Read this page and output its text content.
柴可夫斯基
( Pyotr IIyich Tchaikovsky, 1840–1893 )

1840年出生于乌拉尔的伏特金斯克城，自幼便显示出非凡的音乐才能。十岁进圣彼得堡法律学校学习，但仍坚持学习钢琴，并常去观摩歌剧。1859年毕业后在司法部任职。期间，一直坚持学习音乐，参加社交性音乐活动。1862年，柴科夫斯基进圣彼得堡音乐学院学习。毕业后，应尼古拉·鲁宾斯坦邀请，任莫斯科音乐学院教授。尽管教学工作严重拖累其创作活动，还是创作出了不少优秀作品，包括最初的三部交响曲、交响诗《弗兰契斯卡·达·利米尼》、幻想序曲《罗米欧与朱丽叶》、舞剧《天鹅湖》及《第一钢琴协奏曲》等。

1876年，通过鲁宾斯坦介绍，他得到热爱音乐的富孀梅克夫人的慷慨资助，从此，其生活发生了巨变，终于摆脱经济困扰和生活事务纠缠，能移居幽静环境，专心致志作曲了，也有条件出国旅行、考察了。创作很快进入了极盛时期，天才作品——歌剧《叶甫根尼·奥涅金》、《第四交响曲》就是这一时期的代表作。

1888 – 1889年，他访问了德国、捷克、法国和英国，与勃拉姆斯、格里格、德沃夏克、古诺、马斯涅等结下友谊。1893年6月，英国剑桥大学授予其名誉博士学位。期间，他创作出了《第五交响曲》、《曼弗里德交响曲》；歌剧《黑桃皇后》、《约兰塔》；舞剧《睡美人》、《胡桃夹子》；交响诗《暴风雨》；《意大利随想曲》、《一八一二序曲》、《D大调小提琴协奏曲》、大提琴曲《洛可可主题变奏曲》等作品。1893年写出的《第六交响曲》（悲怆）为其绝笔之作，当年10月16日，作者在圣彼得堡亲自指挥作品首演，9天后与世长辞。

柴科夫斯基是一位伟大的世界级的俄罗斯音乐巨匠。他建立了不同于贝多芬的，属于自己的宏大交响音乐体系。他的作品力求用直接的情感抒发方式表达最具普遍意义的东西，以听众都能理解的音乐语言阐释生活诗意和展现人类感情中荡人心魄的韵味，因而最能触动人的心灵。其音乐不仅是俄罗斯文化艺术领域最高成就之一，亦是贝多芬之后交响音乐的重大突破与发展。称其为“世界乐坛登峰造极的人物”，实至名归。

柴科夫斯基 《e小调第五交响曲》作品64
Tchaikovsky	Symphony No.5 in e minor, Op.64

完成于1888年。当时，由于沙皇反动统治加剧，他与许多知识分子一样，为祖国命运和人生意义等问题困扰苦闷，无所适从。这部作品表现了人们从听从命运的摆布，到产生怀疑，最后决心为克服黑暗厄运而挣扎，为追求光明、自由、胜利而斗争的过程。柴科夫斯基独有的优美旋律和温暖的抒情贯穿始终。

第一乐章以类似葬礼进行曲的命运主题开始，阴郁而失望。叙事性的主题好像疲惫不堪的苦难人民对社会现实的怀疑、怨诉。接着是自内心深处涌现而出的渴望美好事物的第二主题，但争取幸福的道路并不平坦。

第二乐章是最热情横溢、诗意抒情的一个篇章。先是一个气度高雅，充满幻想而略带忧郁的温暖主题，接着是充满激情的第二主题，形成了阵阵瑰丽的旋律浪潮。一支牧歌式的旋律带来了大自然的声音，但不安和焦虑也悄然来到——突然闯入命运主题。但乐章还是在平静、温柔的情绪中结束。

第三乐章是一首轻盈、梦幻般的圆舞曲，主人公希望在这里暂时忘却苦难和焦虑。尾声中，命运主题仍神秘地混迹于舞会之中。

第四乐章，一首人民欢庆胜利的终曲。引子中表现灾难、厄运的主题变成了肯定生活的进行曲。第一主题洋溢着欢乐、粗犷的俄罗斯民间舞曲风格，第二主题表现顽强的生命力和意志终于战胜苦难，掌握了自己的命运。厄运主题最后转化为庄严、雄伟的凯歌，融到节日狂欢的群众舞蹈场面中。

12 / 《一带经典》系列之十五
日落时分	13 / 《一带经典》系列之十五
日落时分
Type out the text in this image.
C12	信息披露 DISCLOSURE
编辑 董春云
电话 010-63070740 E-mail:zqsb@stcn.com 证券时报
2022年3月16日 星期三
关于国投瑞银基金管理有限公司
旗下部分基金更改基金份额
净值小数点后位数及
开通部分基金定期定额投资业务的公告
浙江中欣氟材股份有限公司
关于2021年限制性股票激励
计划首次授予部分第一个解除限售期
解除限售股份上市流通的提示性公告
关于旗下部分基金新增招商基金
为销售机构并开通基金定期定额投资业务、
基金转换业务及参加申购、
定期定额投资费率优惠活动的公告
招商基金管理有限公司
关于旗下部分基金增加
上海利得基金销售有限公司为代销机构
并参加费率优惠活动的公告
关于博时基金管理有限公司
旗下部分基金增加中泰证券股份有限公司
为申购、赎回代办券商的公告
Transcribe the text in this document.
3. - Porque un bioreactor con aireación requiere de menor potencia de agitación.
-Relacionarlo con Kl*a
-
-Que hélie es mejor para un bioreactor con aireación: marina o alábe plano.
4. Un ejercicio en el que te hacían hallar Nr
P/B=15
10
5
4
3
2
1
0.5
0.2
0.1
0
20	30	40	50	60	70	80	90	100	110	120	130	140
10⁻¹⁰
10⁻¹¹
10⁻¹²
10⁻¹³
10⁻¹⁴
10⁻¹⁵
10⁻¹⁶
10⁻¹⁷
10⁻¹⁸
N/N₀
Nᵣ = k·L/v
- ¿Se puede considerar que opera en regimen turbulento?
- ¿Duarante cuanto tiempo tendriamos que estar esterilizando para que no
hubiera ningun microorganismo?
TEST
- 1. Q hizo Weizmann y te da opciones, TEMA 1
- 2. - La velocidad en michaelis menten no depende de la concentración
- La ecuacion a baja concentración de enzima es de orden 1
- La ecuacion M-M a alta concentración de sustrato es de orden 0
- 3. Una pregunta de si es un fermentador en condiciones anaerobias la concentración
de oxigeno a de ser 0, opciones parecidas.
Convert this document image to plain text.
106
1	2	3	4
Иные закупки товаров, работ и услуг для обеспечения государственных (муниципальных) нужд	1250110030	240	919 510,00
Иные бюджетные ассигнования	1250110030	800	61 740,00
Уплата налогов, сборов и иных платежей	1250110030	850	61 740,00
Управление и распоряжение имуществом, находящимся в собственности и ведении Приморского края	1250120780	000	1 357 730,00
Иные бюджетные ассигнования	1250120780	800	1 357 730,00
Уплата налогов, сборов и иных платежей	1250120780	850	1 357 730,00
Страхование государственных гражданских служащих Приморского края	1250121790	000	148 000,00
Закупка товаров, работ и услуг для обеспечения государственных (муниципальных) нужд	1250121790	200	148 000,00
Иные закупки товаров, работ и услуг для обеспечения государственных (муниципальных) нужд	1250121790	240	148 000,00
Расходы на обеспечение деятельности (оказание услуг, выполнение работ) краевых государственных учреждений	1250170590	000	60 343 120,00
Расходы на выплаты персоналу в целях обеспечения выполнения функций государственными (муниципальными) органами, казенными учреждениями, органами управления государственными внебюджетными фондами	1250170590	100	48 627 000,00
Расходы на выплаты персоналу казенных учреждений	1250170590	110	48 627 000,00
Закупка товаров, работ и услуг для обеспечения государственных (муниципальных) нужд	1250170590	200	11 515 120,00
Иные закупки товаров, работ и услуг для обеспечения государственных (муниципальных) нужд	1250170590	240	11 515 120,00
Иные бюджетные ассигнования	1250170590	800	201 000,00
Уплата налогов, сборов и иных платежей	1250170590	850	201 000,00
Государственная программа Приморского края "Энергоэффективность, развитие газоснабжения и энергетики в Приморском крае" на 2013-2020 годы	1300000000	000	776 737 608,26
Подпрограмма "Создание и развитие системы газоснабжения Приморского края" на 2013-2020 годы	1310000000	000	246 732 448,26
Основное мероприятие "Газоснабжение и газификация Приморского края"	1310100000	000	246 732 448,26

* **The request**: Within the listing above, work out how many lines contain the string "Tchaikovsky", and reply with that number only.

* **Solution to this task**: 2